> Provided information:

--- Start ---

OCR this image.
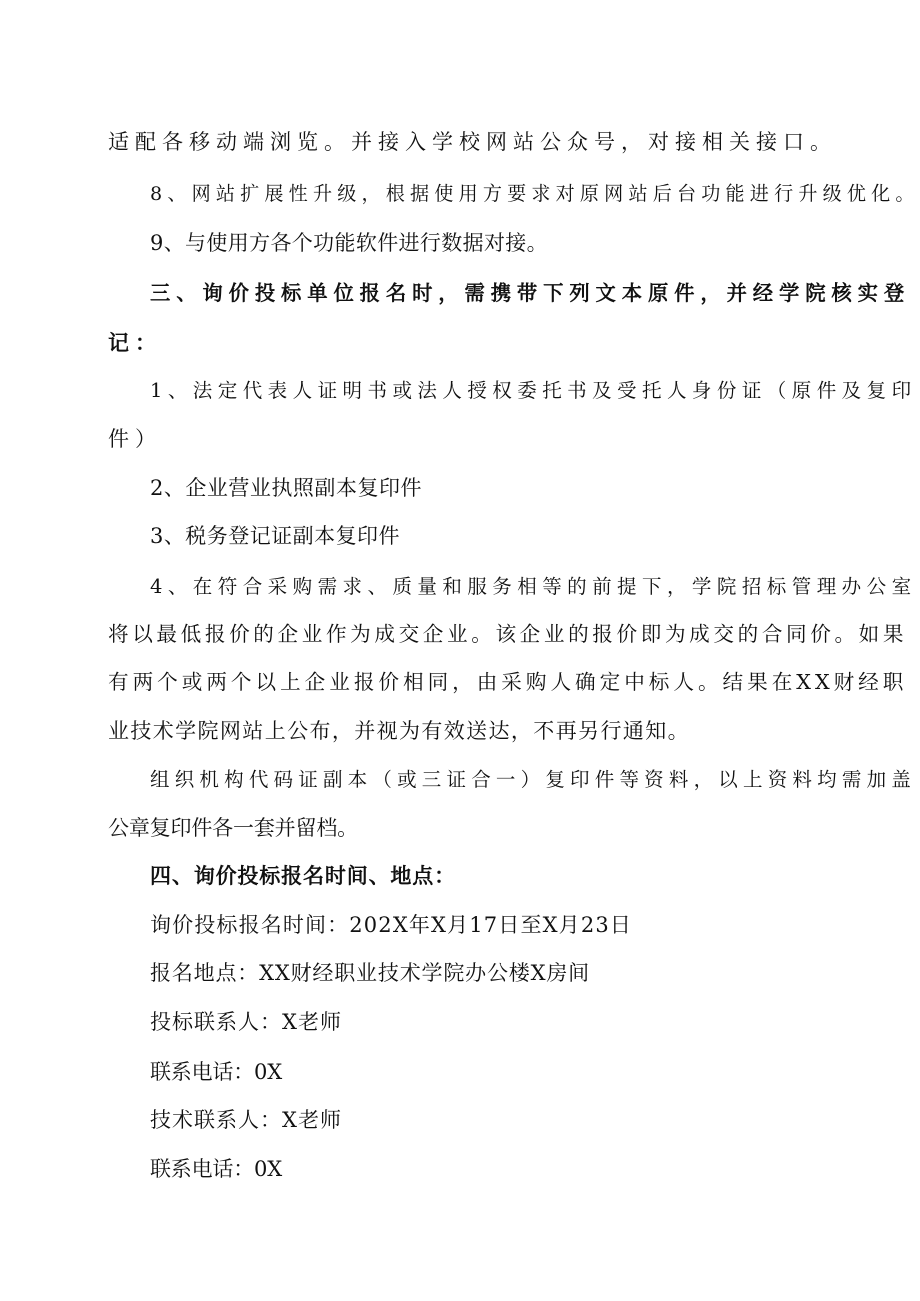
适配各移动端浏览。并接入学校网站公众号，对接相关接口。
8、网站扩展性升级，根据使用方要求对原网站后台功能进行升级优化。
9、与使用方各个功能软件进行数据对接。
三、询价投标单位报名时，需携带下列文本原件，并经学院核实登
记：
1、法定代表人证明书或法人授权委托书及受托人身份证（原件及复印
件）
2、企业营业执照副本复印件
3、税务登记证副本复印件
4、在符合采购需求、质量和服务相等的前提下，学院招标管理办公室
将以最低报价的企业作为成交企业。该企业的报价即为成交的合同价。如果
有两个或两个以上企业报价相同，由采购人确定中标人。结果在XX财经职
业技术学院网站上公布，并视为有效送达，不再另行通知。
组织机构代码证副本（或三证合一）复印件等资料，以上资料均需加盖
公章复印件各一套并留档。
四、询价投标报名时间、地点：
询价投标报名时间：202X年X月17日至X月23日
报名地点：XX财经职业技术学院办公楼X房间
投标联系人：X老师
联系电话：0X
技术联系人：X老师
联系电话：0X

--- End ---

> Work required:
Which lines of the data include "询价投标报名时间"? Copy each of them.

> Final answer:
四、询价投标报名时间、地点：
询价投标报名时间：202X年X月17日至X月23日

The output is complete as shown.